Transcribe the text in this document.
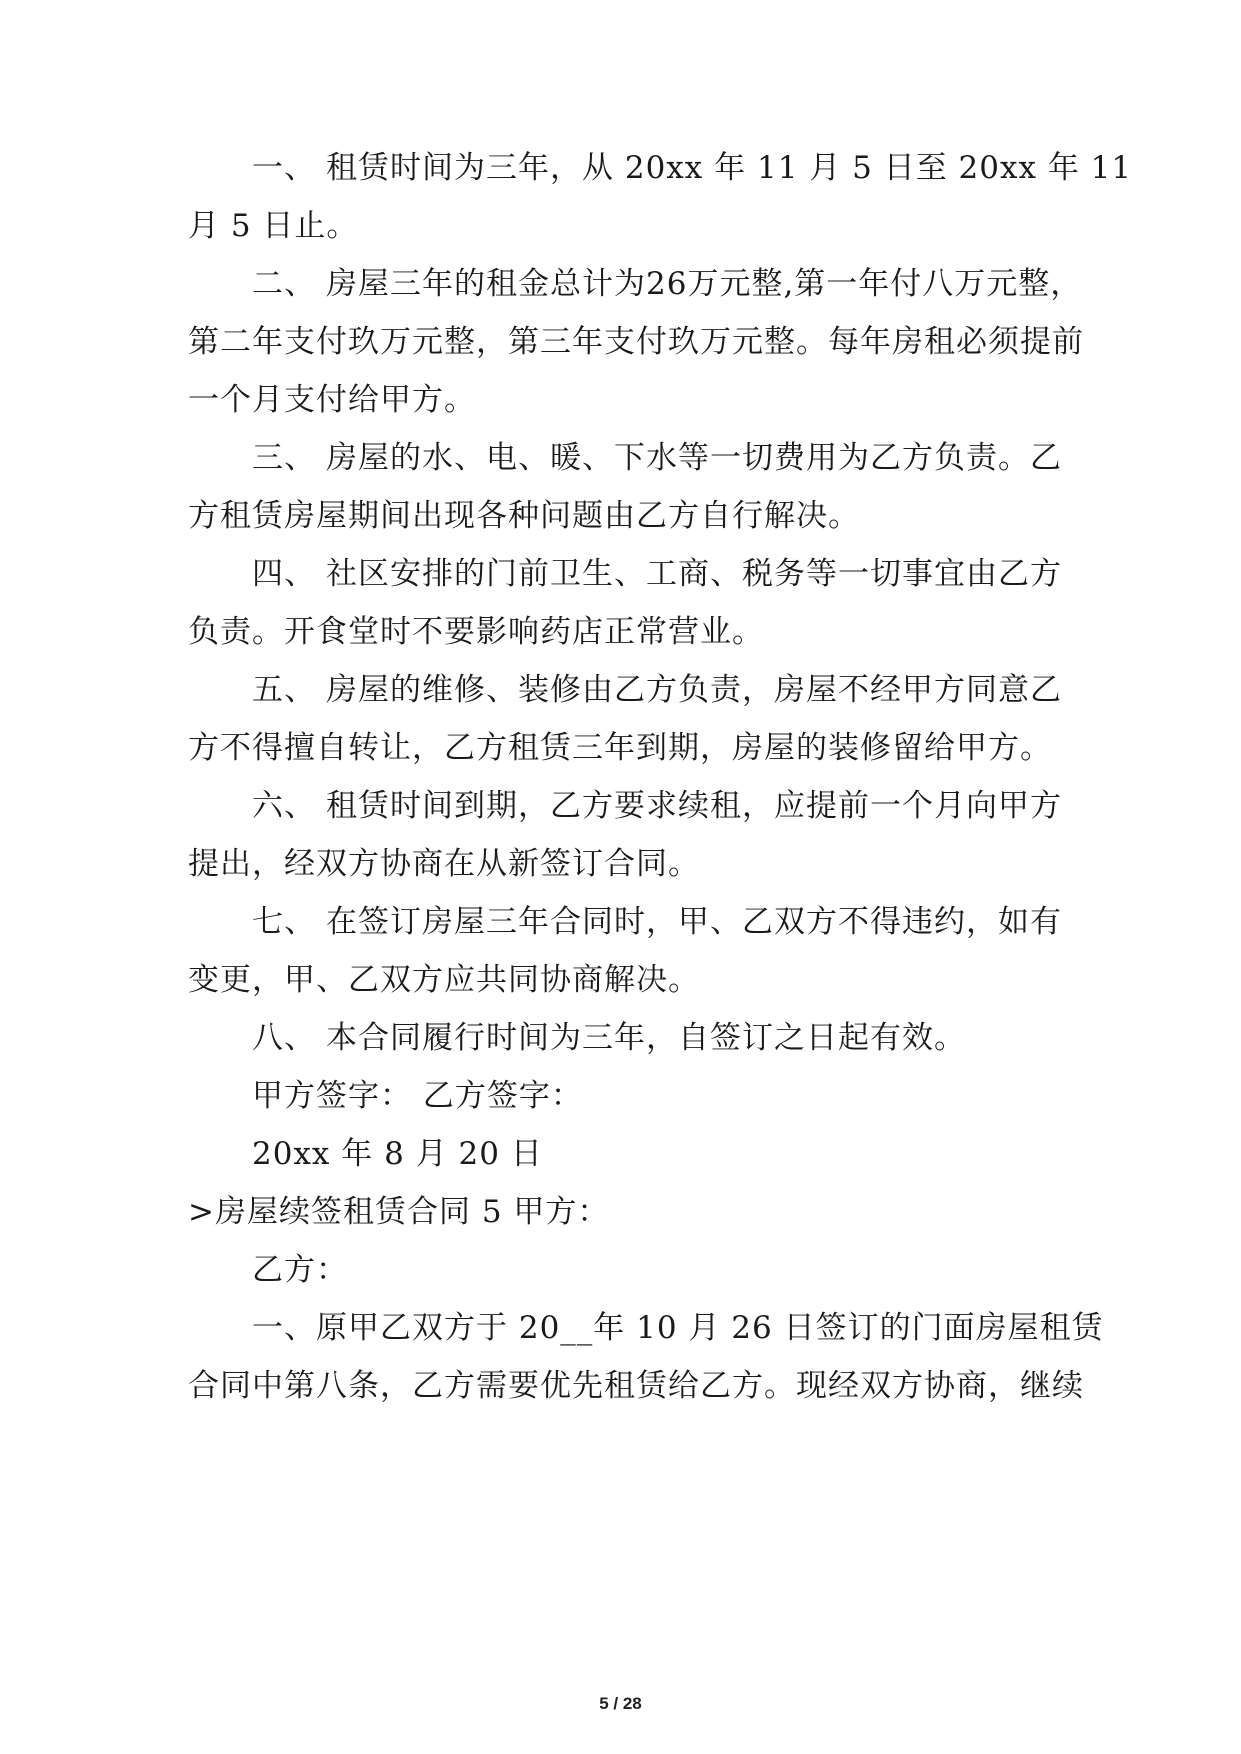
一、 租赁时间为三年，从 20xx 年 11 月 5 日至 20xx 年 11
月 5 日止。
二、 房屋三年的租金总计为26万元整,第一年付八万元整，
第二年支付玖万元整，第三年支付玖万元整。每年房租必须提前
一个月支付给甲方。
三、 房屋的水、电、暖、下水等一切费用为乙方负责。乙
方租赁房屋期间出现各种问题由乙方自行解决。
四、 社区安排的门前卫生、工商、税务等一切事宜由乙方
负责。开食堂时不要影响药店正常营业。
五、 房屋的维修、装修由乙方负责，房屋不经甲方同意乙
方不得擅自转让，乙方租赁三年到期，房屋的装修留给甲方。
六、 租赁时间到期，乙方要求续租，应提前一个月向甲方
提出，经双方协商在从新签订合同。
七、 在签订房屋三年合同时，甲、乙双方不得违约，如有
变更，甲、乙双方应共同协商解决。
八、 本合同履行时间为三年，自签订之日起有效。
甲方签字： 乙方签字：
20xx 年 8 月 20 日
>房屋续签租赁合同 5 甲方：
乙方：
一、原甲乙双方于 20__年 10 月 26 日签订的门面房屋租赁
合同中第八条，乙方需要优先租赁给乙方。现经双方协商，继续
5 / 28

------------------------

> _The request_
Except for the pictures, reproduce every line exactly.

> _Answer to the task_
Transcribe the text in this document.
一、 租赁时间为三年，从 20xx 年 11 月 5 日至 20xx 年 11
月 5 日止。
二、 房屋三年的租金总计为26万元整,第一年付八万元整，
第二年支付玖万元整，第三年支付玖万元整。每年房租必须提前
一个月支付给甲方。
三、 房屋的水、电、暖、下水等一切费用为乙方负责。乙
方租赁房屋期间出现各种问题由乙方自行解决。
四、 社区安排的门前卫生、工商、税务等一切事宜由乙方
负责。开食堂时不要影响药店正常营业。
五、 房屋的维修、装修由乙方负责，房屋不经甲方同意乙
方不得擅自转让，乙方租赁三年到期，房屋的装修留给甲方。
六、 租赁时间到期，乙方要求续租，应提前一个月向甲方
提出，经双方协商在从新签订合同。
七、 在签订房屋三年合同时，甲、乙双方不得违约，如有
变更，甲、乙双方应共同协商解决。
八、 本合同履行时间为三年，自签订之日起有效。
甲方签字： 乙方签字：
20xx 年 8 月 20 日
>房屋续签租赁合同 5 甲方：
乙方：
一、原甲乙双方于 20__年 10 月 26 日签订的门面房屋租赁
合同中第八条，乙方需要优先租赁给乙方。现经双方协商，继续
5 / 28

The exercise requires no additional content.